(EXERCISE PASSAGE)
Content starts
I think it might be to do with not distracting the audience. Nobody wants to be accused of playing an “invisible piano” :-)
Maybe so Rick won't be tempted to "Pass the Dutchie" .
I recall that on one of the Monday Night Travel shows they said he
tends to fiddle (or maybe they said gesture) with his hands, so they
had to give him something to do with them.
You beat me to it. I remember him explaining that as well.
several years ago in one of the 'making of' or 'behind-the-scenes' segments of the TV show they explained that holding the civita day bag strap at his shoulder and/or keeping his hand in his pocket were ways of keeping him from gesturing in a distracting way.
Consider that RS has been producing TV episodes for much longer than is currently evident when you look at the compilation DVD sets that are now available -- those are only from after the broadcasting standard switched to letterbox format, and after the resolution switched to digital -- he made plenty of shows before those changes, and got the habits of appearing onscreen ingrained way back when.
"Maybe so Rick won't be tempted to "Pass the Dutchie"
I'd love to see some WA state entrepreneur cook up a sativa hybrid called "Rick Steves Red" -- three hits of this and you won't care even if your flight lands at Charles de Gaulle!
Ah, CDG . . .
It's a sad thing that many Americans' first introduction to Europe is Charles de Gaulle airport, which serves the same purpose in European transportation as Hell does in Christian theology. CDG is how France punishes Americans for telling World War 2 jokes.
When you're landing at CDG, the pilot says "We are now arriving at Charles de Gaulle Airport. Please prepare to weep tears of blood and rage." That's when you realize the scenes below of people running in circles and screaming in panic is just the line for passport control. It gets worse from there and differs from Dante's Inferno only in that Dante' escaped Perdition within a single human lifetime.
(Story: I got lost in that place once -- and by 'once', I mean 'every single time' -- and couldn't figure out how to get to the taxi stand. Since no one will give you help at CDG like no one will give you ice water in Hell, I approached this French military guy toting what looked a lot like a MP-5.
"Bonjour, Monsieur," I began, "je ne parle pas français; parlez-vous Anglais?" and I'm trying to scrape together enough of the infantile French I know into some semblance of "how the **** do I get out of this failure of architectural design and absence of God's mercy to get a taxi?", which came out as "Taxi, S'il vous plaît?", probably much to my advantage.
Content ends
(Stored data)
Content starts
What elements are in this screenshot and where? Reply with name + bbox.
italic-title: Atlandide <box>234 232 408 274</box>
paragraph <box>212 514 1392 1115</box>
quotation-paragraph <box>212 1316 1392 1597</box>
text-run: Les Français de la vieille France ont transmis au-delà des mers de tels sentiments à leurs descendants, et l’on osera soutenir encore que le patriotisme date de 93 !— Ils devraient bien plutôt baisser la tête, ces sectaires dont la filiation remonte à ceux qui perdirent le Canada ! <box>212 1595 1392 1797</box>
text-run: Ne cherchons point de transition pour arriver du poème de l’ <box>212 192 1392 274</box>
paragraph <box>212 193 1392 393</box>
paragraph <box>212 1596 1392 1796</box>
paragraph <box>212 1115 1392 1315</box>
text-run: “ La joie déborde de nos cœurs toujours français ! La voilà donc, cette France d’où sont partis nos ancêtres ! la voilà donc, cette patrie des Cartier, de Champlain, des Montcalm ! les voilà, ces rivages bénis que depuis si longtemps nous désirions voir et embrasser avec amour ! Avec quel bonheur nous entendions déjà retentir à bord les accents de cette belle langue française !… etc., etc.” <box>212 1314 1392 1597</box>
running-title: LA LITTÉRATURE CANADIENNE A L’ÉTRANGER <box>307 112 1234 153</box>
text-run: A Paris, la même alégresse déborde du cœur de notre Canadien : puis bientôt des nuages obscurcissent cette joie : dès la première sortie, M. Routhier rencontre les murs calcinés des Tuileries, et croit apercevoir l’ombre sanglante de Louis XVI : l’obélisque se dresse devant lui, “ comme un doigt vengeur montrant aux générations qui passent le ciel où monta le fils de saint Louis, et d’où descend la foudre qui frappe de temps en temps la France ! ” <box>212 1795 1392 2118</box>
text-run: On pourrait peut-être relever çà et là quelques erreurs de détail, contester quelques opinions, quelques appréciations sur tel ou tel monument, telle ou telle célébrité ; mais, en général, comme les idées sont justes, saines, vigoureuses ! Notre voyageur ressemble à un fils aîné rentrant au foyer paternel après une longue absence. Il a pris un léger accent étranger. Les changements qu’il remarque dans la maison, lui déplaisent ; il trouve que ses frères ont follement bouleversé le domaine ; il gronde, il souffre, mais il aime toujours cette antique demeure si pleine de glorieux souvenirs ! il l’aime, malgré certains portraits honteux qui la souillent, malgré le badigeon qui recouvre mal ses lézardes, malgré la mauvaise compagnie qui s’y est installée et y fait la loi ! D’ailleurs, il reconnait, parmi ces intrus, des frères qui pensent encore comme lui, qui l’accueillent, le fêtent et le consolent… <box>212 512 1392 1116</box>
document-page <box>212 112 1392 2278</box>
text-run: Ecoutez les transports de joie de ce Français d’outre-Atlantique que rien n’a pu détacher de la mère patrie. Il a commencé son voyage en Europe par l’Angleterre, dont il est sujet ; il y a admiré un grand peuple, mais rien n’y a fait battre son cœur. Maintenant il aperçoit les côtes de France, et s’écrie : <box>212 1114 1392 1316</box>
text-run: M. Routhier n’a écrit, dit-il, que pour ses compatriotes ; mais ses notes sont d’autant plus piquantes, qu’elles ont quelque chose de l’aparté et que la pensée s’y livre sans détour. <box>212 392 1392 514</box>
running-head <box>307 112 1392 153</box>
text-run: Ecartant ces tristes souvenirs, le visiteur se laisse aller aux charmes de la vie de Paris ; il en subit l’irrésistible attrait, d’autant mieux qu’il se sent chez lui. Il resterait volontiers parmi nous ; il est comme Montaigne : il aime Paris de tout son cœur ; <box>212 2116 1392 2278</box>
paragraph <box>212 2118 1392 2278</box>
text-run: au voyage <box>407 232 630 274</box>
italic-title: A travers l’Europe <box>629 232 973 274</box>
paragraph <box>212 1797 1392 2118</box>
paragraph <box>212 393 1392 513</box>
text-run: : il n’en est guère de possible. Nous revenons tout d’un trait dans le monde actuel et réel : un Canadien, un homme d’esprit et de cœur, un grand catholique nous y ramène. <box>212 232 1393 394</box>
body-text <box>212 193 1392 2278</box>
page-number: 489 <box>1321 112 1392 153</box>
Content ends
(PROBLEM SET)
**1)** List each French phrase that the narrator of the Rick Steves discussion says aloud to the soldier at Charles de Gaulle airport.
**2)** Write the next part of the Rick Steves discussion, picking up right after its last sentence.
The records come from a different source than the Rick Steves discussion.

(ANSWERS TO THE EXERCISE)
**1)**
"Bonjour, Monsieur"
"je ne parle pas français"
"parlez-vous Anglais?"
"Taxi, S'il vous plaît?"

**2)**
The dude with the MP-5 gives me the Gallic stink-eye, shakes his head slowly, and then points up.
"Taxi -->" said the giant sign directly above his head.
"Ah, merci!" I said brightly while he, my mortified wife and pretty much the entire nation of France rolled their eyes.
I love France so much!)
(BTW, if your lower legs turn bright red and start spontaneously bleeding, you should rush passed Death as he's coming up the walk and proceed directly to a cardiologist. Bring lots of money. I mean LOTS of money. Seriously, cardiologists are a degreed black hole from which no money escapes. Oh, sure, they keep you from dying suddenly, but they're all "You need to exercise more and butter isn't a vegetable. Also: is that MONEY in your pocket?"
In all seriousness, thank you Dr. Woo, Virginia Mason and their cardiac surgery team and everyone here who wrote to my of their concern for me health and well-being. I love you all.)
Mikie....Back in the Saddle Again. So happy you're above the turf. Enjoy that daily V-8.
The Beebemeister proves once again that one man's trash is another man's treasure -
my sashays through CDG have always been smooth and relaxing.
Especially when the Cars Air France coach buses were still running - I felt like I was at the curb stop as soon as I'd rubbed the sleepy out of my eyes from the flight.
Mike Beebe, to kind-of tie in with the original topic, did the airport employee use his left hand to point to the Taxi sign? Nobody should’ve been dismayed, or expected you to be able to read the sign ... after all, it was in French!
Cardiac surgeons deal with major arteries and veins, so they must arrange it so their patients can bleed money.